All lines holding the string "Помимо" are to be shown.

## SOURCE MATERIAL:

◇ ◇ ◇ ◇ ◇ ◇ ◇

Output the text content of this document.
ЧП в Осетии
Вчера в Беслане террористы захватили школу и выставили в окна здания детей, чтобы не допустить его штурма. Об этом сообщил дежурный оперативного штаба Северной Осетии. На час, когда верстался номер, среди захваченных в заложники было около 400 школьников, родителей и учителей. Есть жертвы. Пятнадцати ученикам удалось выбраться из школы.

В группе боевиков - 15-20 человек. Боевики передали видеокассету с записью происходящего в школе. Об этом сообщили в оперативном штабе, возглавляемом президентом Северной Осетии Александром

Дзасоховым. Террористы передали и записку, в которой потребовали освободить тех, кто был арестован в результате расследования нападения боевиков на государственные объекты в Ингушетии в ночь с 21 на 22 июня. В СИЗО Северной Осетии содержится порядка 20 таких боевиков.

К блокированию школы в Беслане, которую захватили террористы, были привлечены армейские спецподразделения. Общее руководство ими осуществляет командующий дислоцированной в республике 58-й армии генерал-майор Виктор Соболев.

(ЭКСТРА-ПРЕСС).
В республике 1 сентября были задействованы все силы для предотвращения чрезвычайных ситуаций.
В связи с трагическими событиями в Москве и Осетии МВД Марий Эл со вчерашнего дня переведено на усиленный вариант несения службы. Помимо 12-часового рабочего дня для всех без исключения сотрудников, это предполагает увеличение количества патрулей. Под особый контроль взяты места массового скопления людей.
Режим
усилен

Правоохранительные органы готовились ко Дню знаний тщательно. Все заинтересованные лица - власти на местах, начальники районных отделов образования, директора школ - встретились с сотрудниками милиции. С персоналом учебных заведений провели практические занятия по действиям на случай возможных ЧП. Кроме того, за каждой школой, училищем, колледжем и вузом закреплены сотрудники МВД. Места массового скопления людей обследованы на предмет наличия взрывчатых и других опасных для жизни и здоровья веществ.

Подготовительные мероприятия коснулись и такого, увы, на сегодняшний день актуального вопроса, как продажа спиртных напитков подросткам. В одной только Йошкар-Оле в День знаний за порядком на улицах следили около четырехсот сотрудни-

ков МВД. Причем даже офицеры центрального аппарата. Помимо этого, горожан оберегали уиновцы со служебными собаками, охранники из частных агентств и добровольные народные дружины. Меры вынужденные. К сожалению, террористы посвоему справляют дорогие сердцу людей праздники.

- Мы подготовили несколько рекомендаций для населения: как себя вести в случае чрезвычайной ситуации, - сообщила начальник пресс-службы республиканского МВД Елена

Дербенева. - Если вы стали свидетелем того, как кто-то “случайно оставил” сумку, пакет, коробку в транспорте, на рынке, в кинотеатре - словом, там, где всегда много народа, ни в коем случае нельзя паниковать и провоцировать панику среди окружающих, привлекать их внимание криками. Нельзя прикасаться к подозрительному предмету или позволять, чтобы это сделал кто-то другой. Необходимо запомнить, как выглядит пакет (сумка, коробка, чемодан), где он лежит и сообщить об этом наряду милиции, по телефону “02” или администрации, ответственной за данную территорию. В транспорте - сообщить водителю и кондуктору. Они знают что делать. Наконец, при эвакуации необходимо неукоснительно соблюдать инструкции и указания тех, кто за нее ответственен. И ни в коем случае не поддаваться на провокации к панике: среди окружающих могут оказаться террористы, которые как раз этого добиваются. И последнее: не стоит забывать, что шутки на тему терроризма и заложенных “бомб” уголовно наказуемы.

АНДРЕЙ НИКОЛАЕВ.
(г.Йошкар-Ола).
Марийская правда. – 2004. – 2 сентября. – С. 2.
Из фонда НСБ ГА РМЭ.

◇ ◇ ◇ ◇ ◇ ◇ ◇

## WRITTEN ANSWER:
В связи с трагическими событиями в Москве и Осетии МВД Марий Эл со вчерашнего дня переведено на усиленный вариант несения службы. Помимо 12-часового рабочего дня для всех без исключения сотрудников, это предполагает увеличение количества патрулей. Под особый контроль взяты места массового скопления людей.
ков МВД. Причем даже офицеры центрального аппарата. Помимо этого, горожан оберегали уиновцы со служебными собаками, охранники из частных агентств и добровольные народные дружины. Меры вынужденные. К сожалению, террористы посвоему справляют дорогие сердцу людей праздники.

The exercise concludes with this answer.